● WHAT YOU WILL DO
Go through the lines below. Copy those with "trong".

▼

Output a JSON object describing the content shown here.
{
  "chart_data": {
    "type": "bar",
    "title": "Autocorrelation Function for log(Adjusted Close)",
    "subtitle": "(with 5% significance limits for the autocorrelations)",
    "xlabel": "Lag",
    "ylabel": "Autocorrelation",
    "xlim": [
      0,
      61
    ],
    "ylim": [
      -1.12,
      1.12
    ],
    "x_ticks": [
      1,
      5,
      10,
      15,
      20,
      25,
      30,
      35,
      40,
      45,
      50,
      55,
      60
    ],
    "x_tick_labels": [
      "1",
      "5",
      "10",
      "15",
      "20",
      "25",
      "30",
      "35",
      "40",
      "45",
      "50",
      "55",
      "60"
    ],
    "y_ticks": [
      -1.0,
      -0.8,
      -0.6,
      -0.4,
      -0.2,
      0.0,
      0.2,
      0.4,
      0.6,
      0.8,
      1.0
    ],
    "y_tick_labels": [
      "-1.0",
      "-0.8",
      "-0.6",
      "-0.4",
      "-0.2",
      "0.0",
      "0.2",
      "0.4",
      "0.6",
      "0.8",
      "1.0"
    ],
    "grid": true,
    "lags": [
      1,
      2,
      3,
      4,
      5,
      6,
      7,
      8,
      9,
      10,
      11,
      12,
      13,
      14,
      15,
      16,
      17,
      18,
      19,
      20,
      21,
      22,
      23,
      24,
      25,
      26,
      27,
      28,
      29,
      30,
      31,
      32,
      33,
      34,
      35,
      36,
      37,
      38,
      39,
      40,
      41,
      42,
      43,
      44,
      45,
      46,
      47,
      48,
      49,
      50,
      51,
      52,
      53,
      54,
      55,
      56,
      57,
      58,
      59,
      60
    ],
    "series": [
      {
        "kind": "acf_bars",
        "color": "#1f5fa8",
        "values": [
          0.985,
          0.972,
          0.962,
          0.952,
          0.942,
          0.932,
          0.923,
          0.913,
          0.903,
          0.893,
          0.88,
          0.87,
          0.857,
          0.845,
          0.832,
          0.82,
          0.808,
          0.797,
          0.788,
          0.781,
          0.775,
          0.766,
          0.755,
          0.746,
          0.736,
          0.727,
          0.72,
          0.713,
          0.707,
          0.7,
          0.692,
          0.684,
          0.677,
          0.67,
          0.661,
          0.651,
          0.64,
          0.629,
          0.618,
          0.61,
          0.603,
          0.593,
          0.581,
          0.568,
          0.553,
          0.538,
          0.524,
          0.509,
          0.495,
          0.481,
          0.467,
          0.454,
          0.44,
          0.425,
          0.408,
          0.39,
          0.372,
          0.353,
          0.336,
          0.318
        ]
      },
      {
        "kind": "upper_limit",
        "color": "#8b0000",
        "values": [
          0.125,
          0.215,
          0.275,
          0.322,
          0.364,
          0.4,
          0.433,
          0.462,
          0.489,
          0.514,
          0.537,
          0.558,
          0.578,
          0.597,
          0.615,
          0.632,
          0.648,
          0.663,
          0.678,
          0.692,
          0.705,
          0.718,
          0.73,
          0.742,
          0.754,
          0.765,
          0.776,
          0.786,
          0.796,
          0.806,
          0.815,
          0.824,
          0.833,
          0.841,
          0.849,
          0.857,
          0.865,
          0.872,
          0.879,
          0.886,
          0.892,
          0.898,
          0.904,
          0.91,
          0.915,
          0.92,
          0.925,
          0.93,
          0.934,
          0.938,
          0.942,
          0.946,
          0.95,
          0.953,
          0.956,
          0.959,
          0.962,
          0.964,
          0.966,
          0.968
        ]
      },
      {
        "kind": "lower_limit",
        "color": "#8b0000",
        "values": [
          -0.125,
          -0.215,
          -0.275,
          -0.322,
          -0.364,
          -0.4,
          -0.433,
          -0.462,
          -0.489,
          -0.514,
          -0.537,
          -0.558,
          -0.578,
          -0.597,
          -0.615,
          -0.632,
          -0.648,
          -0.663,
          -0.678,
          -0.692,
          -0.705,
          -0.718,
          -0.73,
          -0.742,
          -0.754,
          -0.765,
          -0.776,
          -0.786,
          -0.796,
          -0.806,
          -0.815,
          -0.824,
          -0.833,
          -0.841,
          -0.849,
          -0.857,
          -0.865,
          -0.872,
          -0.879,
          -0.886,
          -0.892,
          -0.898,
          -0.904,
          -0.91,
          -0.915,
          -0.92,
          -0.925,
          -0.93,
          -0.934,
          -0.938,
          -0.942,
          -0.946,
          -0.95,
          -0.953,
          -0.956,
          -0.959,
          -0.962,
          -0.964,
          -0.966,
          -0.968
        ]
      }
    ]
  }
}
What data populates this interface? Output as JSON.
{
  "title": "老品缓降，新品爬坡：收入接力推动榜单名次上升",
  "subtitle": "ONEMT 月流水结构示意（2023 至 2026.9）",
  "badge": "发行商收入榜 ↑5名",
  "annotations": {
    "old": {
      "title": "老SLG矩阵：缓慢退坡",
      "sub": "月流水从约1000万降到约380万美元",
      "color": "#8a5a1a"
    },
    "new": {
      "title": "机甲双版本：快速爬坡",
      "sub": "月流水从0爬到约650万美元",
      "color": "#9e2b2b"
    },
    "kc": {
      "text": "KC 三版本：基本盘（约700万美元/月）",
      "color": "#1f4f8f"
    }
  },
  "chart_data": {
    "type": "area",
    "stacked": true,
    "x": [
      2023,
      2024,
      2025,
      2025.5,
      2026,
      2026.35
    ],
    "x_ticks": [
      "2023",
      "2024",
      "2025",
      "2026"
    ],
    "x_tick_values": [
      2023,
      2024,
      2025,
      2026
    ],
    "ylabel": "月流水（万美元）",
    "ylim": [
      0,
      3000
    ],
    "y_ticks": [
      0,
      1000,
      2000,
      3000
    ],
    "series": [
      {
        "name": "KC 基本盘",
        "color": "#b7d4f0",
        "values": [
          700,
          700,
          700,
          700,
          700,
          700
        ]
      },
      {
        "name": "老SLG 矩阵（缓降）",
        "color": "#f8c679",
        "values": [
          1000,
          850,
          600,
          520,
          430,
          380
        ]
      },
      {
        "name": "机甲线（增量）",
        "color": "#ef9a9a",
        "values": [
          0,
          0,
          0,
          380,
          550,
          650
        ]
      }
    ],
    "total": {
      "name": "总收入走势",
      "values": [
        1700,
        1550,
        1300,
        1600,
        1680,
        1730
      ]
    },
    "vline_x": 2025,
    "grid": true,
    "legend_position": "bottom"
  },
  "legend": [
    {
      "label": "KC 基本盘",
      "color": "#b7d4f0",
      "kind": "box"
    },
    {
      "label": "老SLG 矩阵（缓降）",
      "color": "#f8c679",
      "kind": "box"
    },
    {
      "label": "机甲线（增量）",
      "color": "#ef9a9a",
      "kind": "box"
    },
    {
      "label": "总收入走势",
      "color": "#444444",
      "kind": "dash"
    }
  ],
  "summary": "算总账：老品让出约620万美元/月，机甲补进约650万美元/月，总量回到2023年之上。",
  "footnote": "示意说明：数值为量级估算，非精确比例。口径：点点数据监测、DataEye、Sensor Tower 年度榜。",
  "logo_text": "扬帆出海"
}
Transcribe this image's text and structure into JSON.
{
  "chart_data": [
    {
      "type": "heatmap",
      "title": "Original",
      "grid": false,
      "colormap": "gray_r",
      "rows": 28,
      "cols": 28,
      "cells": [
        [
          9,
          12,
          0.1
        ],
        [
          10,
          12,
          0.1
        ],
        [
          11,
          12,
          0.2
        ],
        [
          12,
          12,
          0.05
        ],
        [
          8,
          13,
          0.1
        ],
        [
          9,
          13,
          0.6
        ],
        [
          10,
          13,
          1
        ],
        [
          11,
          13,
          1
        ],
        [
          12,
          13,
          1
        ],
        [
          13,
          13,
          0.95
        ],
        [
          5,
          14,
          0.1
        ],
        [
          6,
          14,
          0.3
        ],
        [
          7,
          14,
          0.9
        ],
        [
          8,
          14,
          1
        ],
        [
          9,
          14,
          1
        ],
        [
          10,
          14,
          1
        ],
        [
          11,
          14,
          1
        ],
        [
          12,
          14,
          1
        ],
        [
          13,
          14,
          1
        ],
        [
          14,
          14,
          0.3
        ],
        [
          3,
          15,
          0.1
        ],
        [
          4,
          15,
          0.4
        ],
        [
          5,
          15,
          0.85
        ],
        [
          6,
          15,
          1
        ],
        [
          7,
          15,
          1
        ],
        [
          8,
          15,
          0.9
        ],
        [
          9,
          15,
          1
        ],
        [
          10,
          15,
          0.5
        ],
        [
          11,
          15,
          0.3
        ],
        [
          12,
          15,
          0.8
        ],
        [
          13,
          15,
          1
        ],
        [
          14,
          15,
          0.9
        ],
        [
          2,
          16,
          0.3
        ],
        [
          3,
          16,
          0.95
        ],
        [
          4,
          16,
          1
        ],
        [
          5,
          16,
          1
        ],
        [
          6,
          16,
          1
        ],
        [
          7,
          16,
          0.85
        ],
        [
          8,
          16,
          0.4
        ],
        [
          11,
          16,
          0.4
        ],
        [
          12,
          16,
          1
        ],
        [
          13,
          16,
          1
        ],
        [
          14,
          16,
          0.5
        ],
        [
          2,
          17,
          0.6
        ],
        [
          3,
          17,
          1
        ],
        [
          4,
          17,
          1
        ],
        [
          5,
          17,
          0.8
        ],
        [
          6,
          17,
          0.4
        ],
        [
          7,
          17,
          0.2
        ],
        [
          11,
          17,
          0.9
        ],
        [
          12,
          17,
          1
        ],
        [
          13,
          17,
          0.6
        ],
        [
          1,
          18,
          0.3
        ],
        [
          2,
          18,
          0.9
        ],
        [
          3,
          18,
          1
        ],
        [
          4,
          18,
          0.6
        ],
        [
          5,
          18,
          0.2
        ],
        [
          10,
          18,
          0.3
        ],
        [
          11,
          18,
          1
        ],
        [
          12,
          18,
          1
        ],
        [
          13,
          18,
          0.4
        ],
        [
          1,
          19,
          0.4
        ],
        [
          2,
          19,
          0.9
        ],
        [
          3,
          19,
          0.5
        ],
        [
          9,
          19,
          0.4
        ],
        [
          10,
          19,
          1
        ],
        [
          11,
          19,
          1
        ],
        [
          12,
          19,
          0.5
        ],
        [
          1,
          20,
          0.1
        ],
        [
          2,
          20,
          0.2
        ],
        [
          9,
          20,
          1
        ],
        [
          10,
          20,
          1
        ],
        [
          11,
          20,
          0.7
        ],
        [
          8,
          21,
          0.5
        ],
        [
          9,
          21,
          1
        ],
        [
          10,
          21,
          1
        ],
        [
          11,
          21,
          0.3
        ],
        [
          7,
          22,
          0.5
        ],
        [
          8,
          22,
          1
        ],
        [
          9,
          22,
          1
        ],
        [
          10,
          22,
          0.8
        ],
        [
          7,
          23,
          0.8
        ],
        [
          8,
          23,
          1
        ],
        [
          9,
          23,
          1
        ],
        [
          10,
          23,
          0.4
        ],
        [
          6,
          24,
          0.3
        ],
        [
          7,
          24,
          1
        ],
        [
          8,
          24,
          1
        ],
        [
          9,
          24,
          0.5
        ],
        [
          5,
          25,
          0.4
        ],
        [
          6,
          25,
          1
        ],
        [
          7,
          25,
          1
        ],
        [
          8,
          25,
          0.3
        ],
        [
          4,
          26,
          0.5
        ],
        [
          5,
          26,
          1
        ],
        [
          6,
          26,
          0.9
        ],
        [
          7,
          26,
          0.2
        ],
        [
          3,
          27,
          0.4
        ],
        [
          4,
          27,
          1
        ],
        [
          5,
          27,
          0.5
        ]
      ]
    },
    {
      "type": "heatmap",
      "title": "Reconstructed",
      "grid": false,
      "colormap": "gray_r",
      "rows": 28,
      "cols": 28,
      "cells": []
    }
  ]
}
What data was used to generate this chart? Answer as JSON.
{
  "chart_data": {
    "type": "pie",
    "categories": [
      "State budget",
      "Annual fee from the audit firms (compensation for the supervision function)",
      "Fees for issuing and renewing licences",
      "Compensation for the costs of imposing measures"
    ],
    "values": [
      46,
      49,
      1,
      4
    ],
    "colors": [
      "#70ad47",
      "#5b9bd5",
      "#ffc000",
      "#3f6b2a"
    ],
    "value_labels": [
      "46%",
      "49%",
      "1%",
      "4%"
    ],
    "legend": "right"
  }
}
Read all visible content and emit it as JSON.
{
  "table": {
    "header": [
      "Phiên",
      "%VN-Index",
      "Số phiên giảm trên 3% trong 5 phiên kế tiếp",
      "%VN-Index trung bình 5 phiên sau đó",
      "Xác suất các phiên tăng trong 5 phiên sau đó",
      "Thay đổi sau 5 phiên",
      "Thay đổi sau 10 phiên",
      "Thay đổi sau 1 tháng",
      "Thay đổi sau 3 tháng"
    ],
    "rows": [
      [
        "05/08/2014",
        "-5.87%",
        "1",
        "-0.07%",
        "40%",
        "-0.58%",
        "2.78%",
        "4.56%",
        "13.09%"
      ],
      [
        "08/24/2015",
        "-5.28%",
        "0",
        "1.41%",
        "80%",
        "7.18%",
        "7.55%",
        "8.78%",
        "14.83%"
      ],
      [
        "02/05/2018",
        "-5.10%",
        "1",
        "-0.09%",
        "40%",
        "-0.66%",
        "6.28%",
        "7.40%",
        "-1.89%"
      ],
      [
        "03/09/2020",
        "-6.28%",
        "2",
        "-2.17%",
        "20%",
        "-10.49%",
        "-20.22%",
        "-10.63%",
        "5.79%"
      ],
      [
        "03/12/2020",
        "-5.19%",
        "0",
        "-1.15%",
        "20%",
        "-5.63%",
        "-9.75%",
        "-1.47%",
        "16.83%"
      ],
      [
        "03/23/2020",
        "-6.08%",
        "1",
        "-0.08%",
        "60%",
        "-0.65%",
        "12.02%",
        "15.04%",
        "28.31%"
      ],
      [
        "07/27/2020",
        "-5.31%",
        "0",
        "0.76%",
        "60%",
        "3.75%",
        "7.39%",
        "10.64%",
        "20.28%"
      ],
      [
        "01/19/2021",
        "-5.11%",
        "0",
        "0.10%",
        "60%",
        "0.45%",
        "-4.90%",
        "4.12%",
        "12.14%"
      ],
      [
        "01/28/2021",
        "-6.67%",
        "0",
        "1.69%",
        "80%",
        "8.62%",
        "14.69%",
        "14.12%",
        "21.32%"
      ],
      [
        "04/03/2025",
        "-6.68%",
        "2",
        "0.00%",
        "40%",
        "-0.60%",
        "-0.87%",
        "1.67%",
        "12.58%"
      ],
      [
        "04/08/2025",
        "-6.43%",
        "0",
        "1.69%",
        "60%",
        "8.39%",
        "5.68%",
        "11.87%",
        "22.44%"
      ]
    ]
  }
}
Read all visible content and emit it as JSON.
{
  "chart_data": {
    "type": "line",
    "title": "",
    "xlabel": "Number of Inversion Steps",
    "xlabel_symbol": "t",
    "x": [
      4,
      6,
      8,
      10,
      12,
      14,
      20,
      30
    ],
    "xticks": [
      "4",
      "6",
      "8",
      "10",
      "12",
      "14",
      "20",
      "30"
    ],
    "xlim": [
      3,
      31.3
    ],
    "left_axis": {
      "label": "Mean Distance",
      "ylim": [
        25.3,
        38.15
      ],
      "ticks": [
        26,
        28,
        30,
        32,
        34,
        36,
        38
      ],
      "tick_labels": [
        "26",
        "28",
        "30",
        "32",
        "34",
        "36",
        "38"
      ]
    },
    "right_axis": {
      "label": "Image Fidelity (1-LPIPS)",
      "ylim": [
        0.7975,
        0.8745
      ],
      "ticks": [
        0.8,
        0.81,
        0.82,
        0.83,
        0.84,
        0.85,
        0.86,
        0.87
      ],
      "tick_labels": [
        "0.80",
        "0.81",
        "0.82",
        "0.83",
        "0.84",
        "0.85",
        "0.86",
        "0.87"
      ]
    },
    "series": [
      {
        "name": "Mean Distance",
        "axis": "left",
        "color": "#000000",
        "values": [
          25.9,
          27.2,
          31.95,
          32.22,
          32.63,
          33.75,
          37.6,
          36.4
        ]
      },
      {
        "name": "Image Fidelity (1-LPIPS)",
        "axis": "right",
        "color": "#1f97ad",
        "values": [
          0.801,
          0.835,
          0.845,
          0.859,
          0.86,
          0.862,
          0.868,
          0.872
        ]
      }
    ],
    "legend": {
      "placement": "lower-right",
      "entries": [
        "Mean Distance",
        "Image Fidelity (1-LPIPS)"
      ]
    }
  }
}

▲

● IN RESPONSE
      "Số phiên giảm trên 3% trong 5 phiên kế tiếp",
      "Xác suất các phiên tăng trong 5 phiên sau đó",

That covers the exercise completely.